## BEGIN Material
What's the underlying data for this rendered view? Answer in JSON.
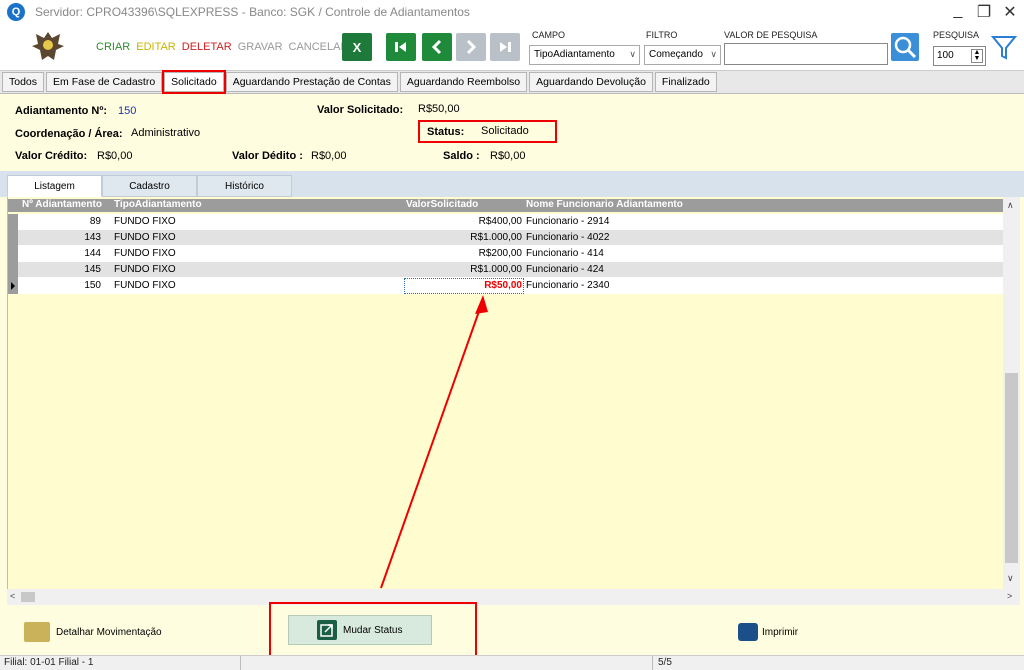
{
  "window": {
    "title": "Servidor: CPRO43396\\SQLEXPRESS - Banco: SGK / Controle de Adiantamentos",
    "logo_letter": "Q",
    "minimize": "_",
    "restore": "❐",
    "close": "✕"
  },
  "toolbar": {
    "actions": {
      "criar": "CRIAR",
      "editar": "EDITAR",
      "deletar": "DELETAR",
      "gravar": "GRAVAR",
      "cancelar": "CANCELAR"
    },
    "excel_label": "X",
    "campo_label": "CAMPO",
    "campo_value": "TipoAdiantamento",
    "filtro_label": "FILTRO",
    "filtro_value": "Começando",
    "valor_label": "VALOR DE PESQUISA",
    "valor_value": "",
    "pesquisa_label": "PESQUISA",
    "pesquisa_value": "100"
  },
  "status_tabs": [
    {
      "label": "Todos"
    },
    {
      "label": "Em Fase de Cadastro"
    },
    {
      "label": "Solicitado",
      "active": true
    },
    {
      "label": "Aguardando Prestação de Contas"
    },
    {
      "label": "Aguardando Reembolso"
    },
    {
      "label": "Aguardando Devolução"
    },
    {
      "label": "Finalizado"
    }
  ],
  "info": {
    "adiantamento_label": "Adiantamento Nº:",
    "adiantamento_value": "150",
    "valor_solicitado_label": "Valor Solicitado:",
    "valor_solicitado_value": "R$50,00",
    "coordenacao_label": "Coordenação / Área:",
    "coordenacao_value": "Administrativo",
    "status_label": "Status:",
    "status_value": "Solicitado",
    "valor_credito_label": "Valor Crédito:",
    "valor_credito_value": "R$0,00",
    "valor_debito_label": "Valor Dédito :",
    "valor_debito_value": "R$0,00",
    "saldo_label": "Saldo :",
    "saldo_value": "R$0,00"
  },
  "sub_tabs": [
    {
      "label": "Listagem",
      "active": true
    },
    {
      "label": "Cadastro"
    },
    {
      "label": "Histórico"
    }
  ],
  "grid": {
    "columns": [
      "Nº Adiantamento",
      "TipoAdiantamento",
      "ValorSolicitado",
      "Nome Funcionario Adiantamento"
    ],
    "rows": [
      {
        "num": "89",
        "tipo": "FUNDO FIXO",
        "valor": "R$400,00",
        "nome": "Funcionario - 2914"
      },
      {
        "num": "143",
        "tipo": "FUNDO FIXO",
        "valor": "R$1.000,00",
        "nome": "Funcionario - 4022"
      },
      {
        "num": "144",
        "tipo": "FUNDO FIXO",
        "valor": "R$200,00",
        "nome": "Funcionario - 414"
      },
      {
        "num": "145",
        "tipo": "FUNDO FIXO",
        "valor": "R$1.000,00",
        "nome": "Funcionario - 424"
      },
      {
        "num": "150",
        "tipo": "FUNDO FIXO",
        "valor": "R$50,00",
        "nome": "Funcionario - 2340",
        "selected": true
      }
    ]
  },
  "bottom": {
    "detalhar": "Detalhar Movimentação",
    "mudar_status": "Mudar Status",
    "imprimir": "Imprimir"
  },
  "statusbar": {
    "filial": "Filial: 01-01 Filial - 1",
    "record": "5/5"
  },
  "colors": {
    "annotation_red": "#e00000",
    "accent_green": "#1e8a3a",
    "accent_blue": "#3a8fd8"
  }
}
## END Material
## BEGIN Material
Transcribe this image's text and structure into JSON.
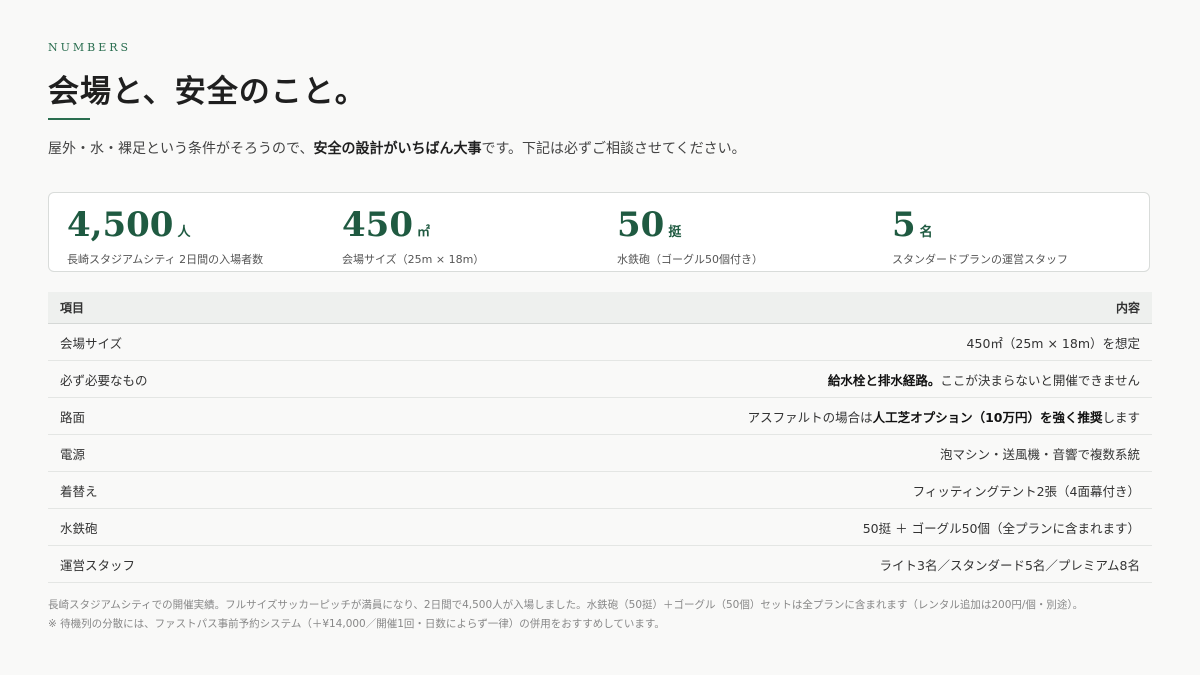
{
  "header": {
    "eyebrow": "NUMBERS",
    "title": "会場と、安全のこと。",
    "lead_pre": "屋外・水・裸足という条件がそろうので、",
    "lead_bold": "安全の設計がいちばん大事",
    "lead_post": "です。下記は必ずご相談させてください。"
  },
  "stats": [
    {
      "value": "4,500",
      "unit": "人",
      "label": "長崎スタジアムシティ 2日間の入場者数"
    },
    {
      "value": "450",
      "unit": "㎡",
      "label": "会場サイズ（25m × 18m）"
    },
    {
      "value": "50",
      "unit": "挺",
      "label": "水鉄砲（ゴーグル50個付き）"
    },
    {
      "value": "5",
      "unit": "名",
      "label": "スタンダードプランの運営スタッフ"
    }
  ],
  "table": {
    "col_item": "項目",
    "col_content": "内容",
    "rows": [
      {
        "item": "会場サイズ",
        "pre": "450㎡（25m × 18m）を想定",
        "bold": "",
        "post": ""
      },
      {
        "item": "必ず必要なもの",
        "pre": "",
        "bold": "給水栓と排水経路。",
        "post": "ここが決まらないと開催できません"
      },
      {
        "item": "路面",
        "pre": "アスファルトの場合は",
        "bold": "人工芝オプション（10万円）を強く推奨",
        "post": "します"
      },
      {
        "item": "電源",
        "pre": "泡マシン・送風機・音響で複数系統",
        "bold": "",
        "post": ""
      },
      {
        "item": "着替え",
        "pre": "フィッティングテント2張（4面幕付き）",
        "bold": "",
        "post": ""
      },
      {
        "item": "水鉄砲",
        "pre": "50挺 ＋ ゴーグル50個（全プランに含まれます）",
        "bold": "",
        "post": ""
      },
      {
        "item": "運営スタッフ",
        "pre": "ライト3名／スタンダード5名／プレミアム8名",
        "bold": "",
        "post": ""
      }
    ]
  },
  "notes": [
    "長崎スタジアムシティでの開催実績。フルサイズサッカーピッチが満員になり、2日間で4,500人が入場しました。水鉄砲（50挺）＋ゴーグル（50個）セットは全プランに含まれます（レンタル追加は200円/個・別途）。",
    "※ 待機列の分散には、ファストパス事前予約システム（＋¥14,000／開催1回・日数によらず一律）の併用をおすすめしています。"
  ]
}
## END Material
**Exercise requirements**
Identify all lines where the word "Cadastro" shows up. Copy them.

**Solution to the problem**
      "label": "Em Fase de Cadastro"
      "label": "Cadastro"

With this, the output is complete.